-- Begin --

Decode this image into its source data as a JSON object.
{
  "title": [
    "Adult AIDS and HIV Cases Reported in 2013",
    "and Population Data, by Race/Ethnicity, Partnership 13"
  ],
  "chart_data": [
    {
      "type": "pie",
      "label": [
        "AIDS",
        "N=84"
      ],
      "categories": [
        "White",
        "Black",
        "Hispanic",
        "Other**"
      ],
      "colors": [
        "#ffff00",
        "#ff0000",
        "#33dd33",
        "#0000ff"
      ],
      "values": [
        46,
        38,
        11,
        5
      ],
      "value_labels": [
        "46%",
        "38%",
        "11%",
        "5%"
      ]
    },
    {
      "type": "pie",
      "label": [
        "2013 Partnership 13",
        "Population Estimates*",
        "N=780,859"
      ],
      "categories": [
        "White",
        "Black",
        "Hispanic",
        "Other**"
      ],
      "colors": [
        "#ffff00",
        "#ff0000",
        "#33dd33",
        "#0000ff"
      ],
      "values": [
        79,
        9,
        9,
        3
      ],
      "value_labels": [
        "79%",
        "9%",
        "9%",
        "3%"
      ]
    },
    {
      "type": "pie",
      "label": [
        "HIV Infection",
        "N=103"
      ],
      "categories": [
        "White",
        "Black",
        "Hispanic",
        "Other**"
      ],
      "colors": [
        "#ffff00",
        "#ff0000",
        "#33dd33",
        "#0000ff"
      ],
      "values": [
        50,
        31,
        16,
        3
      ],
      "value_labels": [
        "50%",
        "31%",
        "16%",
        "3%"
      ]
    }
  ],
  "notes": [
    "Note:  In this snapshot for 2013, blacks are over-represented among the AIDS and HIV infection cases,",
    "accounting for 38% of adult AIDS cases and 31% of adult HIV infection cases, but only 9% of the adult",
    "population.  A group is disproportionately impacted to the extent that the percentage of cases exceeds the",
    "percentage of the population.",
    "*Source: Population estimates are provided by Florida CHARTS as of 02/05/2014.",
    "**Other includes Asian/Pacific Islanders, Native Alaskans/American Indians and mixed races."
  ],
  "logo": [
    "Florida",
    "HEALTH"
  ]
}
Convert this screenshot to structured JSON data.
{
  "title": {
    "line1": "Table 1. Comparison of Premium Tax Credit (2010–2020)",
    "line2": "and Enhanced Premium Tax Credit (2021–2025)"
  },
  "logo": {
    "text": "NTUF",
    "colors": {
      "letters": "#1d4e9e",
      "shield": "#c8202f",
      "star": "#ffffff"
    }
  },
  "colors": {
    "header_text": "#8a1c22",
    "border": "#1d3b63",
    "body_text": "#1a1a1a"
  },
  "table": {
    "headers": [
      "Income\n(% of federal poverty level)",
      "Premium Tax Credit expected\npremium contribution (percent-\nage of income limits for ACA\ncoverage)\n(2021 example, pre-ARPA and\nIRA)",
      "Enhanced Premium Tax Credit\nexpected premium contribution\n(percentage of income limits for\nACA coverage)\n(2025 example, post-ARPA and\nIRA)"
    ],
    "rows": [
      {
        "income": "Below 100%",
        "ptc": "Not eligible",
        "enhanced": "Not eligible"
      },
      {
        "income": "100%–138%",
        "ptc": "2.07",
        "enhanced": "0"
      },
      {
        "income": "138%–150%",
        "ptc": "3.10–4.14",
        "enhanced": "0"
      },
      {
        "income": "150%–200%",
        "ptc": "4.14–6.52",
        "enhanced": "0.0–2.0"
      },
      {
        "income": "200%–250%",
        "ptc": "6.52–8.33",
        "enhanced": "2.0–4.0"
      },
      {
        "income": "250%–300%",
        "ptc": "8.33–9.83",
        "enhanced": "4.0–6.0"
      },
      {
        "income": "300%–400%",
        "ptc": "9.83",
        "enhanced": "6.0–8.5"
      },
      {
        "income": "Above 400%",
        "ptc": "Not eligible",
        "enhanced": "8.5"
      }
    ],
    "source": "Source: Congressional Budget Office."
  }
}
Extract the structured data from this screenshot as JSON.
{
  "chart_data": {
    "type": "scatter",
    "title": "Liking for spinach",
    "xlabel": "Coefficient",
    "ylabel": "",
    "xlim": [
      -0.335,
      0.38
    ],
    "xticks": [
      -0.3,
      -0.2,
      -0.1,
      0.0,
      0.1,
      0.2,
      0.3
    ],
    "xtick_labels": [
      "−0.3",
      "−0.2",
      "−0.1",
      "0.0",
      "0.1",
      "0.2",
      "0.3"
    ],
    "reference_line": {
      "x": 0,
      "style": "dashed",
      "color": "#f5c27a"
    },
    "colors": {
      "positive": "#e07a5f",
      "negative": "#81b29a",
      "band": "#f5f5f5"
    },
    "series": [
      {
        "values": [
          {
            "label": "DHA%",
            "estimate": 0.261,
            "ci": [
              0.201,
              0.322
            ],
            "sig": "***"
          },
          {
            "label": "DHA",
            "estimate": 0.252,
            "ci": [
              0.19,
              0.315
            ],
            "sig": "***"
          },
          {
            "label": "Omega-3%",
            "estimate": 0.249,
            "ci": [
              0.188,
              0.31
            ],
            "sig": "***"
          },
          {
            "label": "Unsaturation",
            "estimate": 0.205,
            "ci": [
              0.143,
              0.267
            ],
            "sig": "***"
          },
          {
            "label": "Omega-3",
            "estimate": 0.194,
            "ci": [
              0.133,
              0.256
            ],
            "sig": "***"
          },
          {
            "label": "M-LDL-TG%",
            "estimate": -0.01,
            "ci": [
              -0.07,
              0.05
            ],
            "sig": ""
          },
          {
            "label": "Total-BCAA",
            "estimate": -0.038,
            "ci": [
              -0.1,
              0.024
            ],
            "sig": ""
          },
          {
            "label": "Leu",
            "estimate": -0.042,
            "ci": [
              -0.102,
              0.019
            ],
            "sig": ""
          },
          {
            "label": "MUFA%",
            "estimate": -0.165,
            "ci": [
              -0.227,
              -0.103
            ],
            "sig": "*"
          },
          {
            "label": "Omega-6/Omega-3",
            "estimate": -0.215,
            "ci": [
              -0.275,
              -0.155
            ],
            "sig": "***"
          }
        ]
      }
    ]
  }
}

-- End --

§ **WORK TO DO**
Among these entries, how many lines include the string "title"? Reply with the number by itself.

§ **COMPLETE ANSWER**
3